## Data in this exercise
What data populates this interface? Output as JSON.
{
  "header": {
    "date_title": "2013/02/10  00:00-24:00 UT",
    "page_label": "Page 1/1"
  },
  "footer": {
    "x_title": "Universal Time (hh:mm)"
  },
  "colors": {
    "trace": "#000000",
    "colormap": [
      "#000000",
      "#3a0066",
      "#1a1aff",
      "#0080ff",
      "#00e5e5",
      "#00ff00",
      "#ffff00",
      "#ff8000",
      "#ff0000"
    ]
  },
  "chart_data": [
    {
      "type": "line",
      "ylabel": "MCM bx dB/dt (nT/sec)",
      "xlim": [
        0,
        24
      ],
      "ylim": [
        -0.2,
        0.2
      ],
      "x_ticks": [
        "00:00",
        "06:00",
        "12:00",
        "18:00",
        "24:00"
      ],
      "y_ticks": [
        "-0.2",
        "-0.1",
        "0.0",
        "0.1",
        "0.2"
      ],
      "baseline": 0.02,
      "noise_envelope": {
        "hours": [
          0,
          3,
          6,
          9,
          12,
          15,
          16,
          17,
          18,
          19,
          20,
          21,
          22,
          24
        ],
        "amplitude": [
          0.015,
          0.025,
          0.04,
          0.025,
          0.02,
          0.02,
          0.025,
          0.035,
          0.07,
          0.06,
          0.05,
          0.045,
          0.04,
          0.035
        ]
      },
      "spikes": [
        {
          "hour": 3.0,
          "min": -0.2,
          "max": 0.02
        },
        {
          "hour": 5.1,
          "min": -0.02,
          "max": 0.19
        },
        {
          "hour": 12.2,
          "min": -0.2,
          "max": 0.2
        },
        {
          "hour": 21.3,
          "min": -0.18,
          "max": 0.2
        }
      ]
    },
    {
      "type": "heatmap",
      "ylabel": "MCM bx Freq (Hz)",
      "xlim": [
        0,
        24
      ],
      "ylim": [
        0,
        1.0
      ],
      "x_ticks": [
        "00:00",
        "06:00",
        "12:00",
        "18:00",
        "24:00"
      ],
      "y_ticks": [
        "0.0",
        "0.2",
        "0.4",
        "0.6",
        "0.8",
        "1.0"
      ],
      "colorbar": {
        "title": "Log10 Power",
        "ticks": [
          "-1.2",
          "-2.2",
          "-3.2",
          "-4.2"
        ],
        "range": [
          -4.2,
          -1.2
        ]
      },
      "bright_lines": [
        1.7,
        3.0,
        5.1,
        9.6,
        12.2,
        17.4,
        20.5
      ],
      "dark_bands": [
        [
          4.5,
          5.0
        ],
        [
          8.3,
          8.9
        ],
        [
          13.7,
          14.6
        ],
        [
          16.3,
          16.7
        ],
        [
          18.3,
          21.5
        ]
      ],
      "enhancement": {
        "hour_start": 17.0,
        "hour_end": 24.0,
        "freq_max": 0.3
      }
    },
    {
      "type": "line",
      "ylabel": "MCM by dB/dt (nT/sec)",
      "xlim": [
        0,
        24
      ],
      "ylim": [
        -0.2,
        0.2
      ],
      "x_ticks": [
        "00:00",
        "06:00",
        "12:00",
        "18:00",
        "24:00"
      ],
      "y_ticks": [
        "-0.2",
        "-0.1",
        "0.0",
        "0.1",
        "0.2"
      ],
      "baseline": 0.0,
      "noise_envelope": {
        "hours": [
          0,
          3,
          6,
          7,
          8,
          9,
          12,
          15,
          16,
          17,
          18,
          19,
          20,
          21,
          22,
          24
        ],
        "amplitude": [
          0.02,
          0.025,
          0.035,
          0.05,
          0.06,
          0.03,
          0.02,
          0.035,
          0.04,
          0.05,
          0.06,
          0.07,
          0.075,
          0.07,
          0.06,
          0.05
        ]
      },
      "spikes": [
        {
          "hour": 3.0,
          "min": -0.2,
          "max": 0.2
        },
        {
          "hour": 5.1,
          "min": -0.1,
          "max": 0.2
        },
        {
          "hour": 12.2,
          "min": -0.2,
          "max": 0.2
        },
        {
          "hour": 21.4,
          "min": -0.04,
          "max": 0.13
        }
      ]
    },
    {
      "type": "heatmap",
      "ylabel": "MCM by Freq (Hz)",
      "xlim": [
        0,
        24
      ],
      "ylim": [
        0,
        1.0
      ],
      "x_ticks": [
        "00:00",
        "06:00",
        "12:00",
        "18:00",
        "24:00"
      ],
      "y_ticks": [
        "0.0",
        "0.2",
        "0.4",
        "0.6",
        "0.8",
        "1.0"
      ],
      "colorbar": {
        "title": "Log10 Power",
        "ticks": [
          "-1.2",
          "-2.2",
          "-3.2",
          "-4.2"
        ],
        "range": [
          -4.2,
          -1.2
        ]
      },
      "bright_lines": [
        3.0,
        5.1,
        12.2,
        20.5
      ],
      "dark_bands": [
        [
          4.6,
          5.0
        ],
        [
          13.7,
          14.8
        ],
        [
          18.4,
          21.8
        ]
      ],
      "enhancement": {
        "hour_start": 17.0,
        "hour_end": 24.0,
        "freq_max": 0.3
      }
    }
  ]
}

## Given request
Transcribe all the entries, keeping each one exactly as it is.

## Output of the exercise
What data populates this interface? Output as JSON.
{
  "header": {
    "date_title": "2013/02/10  00:00-24:00 UT",
    "page_label": "Page 1/1"
  },
  "footer": {
    "x_title": "Universal Time (hh:mm)"
  },
  "colors": {
    "trace": "#000000",
    "colormap": [
      "#000000",
      "#3a0066",
      "#1a1aff",
      "#0080ff",
      "#00e5e5",
      "#00ff00",
      "#ffff00",
      "#ff8000",
      "#ff0000"
    ]
  },
  "chart_data": [
    {
      "type": "line",
      "ylabel": "MCM bx dB/dt (nT/sec)",
      "xlim": [
        0,
        24
      ],
      "ylim": [
        -0.2,
        0.2
      ],
      "x_ticks": [
        "00:00",
        "06:00",
        "12:00",
        "18:00",
        "24:00"
      ],
      "y_ticks": [
        "-0.2",
        "-0.1",
        "0.0",
        "0.1",
        "0.2"
      ],
      "baseline": 0.02,
      "noise_envelope": {
        "hours": [
          0,
          3,
          6,
          9,
          12,
          15,
          16,
          17,
          18,
          19,
          20,
          21,
          22,
          24
        ],
        "amplitude": [
          0.015,
          0.025,
          0.04,
          0.025,
          0.02,
          0.02,
          0.025,
          0.035,
          0.07,
          0.06,
          0.05,
          0.045,
          0.04,
          0.035
        ]
      },
      "spikes": [
        {
          "hour": 3.0,
          "min": -0.2,
          "max": 0.02
        },
        {
          "hour": 5.1,
          "min": -0.02,
          "max": 0.19
        },
        {
          "hour": 12.2,
          "min": -0.2,
          "max": 0.2
        },
        {
          "hour": 21.3,
          "min": -0.18,
          "max": 0.2
        }
      ]
    },
    {
      "type": "heatmap",
      "ylabel": "MCM bx Freq (Hz)",
      "xlim": [
        0,
        24
      ],
      "ylim": [
        0,
        1.0
      ],
      "x_ticks": [
        "00:00",
        "06:00",
        "12:00",
        "18:00",
        "24:00"
      ],
      "y_ticks": [
        "0.0",
        "0.2",
        "0.4",
        "0.6",
        "0.8",
        "1.0"
      ],
      "colorbar": {
        "title": "Log10 Power",
        "ticks": [
          "-1.2",
          "-2.2",
          "-3.2",
          "-4.2"
        ],
        "range": [
          -4.2,
          -1.2
        ]
      },
      "bright_lines": [
        1.7,
        3.0,
        5.1,
        9.6,
        12.2,
        17.4,
        20.5
      ],
      "dark_bands": [
        [
          4.5,
          5.0
        ],
        [
          8.3,
          8.9
        ],
        [
          13.7,
          14.6
        ],
        [
          16.3,
          16.7
        ],
        [
          18.3,
          21.5
        ]
      ],
      "enhancement": {
        "hour_start": 17.0,
        "hour_end": 24.0,
        "freq_max": 0.3
      }
    },
    {
      "type": "line",
      "ylabel": "MCM by dB/dt (nT/sec)",
      "xlim": [
        0,
        24
      ],
      "ylim": [
        -0.2,
        0.2
      ],
      "x_ticks": [
        "00:00",
        "06:00",
        "12:00",
        "18:00",
        "24:00"
      ],
      "y_ticks": [
        "-0.2",
        "-0.1",
        "0.0",
        "0.1",
        "0.2"
      ],
      "baseline": 0.0,
      "noise_envelope": {
        "hours": [
          0,
          3,
          6,
          7,
          8,
          9,
          12,
          15,
          16,
          17,
          18,
          19,
          20,
          21,
          22,
          24
        ],
        "amplitude": [
          0.02,
          0.025,
          0.035,
          0.05,
          0.06,
          0.03,
          0.02,
          0.035,
          0.04,
          0.05,
          0.06,
          0.07,
          0.075,
          0.07,
          0.06,
          0.05
        ]
      },
      "spikes": [
        {
          "hour": 3.0,
          "min": -0.2,
          "max": 0.2
        },
        {
          "hour": 5.1,
          "min": -0.1,
          "max": 0.2
        },
        {
          "hour": 12.2,
          "min": -0.2,
          "max": 0.2
        },
        {
          "hour": 21.4,
          "min": -0.04,
          "max": 0.13
        }
      ]
    },
    {
      "type": "heatmap",
      "ylabel": "MCM by Freq (Hz)",
      "xlim": [
        0,
        24
      ],
      "ylim": [
        0,
        1.0
      ],
      "x_ticks": [
        "00:00",
        "06:00",
        "12:00",
        "18:00",
        "24:00"
      ],
      "y_ticks": [
        "0.0",
        "0.2",
        "0.4",
        "0.6",
        "0.8",
        "1.0"
      ],
      "colorbar": {
        "title": "Log10 Power",
        "ticks": [
          "-1.2",
          "-2.2",
          "-3.2",
          "-4.2"
        ],
        "range": [
          -4.2,
          -1.2
        ]
      },
      "bright_lines": [
        3.0,
        5.1,
        12.2,
        20.5
      ],
      "dark_bands": [
        [
          4.6,
          5.0
        ],
        [
          13.7,
          14.8
        ],
        [
          18.4,
          21.8
        ]
      ],
      "enhancement": {
        "hour_start": 17.0,
        "hour_end": 24.0,
        "freq_max": 0.3
      }
    }
  ]
}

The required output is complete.